◆ **INSTRUCTIONS TO FOLLOW**
Restate the complete material exactly.

=== DATA SHOWN ===

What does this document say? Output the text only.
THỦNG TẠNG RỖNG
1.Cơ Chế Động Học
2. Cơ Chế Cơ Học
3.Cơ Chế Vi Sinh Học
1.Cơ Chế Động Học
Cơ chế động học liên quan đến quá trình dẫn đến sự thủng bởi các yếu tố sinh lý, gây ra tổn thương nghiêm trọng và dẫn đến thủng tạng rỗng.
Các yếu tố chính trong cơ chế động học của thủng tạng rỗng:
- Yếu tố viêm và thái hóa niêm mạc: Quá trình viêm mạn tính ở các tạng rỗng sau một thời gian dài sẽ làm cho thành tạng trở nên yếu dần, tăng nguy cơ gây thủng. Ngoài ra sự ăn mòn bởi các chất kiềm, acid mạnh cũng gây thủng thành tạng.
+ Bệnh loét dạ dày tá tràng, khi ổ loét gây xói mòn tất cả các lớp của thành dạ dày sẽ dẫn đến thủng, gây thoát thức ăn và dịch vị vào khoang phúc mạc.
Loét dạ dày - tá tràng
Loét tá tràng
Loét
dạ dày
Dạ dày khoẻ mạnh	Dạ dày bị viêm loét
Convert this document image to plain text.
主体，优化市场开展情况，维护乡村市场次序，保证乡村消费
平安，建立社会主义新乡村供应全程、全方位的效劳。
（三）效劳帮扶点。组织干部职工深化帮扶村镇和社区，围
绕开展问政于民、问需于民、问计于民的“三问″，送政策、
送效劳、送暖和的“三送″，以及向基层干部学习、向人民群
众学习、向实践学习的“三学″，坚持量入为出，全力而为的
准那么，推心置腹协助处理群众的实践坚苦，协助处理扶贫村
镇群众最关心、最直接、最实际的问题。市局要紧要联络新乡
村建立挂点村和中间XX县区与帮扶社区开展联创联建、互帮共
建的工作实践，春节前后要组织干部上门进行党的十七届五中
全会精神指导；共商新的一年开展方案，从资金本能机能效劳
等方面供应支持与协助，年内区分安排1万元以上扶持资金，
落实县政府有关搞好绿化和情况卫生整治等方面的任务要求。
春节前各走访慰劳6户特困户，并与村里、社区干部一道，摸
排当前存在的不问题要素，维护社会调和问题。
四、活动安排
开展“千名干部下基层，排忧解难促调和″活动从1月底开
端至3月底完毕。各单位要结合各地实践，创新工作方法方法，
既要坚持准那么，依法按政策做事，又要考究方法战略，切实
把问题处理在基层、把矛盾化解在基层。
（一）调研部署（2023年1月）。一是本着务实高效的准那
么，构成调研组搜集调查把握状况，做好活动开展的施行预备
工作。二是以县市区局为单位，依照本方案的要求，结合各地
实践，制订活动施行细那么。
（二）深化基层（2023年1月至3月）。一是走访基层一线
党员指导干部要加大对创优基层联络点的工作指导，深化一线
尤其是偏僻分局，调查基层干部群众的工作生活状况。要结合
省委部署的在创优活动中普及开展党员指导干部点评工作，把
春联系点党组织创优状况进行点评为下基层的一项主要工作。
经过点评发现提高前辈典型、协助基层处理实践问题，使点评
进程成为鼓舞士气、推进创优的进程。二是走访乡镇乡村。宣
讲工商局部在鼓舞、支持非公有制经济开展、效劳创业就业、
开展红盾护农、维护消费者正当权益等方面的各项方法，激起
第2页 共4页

===

◆ **EXERCISE SOLUTION**
What does this document say? Output the text only.
THỦNG TẠNG RỖNG
1.Cơ Chế Động Học
2. Cơ Chế Cơ Học
3.Cơ Chế Vi Sinh Học
1.Cơ Chế Động Học
Cơ chế động học liên quan đến quá trình dẫn đến sự thủng bởi các yếu tố sinh lý, gây ra tổn thương nghiêm trọng và dẫn đến thủng tạng rỗng.
Các yếu tố chính trong cơ chế động học của thủng tạng rỗng:
- Yếu tố viêm và thái hóa niêm mạc: Quá trình viêm mạn tính ở các tạng rỗng sau một thời gian dài sẽ làm cho thành tạng trở nên yếu dần, tăng nguy cơ gây thủng. Ngoài ra sự ăn mòn bởi các chất kiềm, acid mạnh cũng gây thủng thành tạng.
+ Bệnh loét dạ dày tá tràng, khi ổ loét gây xói mòn tất cả các lớp của thành dạ dày sẽ dẫn đến thủng, gây thoát thức ăn và dịch vị vào khoang phúc mạc.
Loét dạ dày - tá tràng
Loét tá tràng
Loét
dạ dày
Dạ dày khoẻ mạnh	Dạ dày bị viêm loét
Convert this document image to plain text.
主体，优化市场开展情况，维护乡村市场次序，保证乡村消费
平安，建立社会主义新乡村供应全程、全方位的效劳。
（三）效劳帮扶点。组织干部职工深化帮扶村镇和社区，围
绕开展问政于民、问需于民、问计于民的“三问″，送政策、
送效劳、送暖和的“三送″，以及向基层干部学习、向人民群
众学习、向实践学习的“三学″，坚持量入为出，全力而为的
准那么，推心置腹协助处理群众的实践坚苦，协助处理扶贫村
镇群众最关心、最直接、最实际的问题。市局要紧要联络新乡
村建立挂点村和中间XX县区与帮扶社区开展联创联建、互帮共
建的工作实践，春节前后要组织干部上门进行党的十七届五中
全会精神指导；共商新的一年开展方案，从资金本能机能效劳
等方面供应支持与协助，年内区分安排1万元以上扶持资金，
落实县政府有关搞好绿化和情况卫生整治等方面的任务要求。
春节前各走访慰劳6户特困户，并与村里、社区干部一道，摸
排当前存在的不问题要素，维护社会调和问题。
四、活动安排
开展“千名干部下基层，排忧解难促调和″活动从1月底开
端至3月底完毕。各单位要结合各地实践，创新工作方法方法，
既要坚持准那么，依法按政策做事，又要考究方法战略，切实
把问题处理在基层、把矛盾化解在基层。
（一）调研部署（2023年1月）。一是本着务实高效的准那
么，构成调研组搜集调查把握状况，做好活动开展的施行预备
工作。二是以县市区局为单位，依照本方案的要求，结合各地
实践，制订活动施行细那么。
（二）深化基层（2023年1月至3月）。一是走访基层一线
党员指导干部要加大对创优基层联络点的工作指导，深化一线
尤其是偏僻分局，调查基层干部群众的工作生活状况。要结合
省委部署的在创优活动中普及开展党员指导干部点评工作，把
春联系点党组织创优状况进行点评为下基层的一项主要工作。
经过点评发现提高前辈典型、协助基层处理实践问题，使点评
进程成为鼓舞士气、推进创优的进程。二是走访乡镇乡村。宣
讲工商局部在鼓舞、支持非公有制经济开展、效劳创业就业、
开展红盾护农、维护消费者正当权益等方面的各项方法，激起
第2页 共4页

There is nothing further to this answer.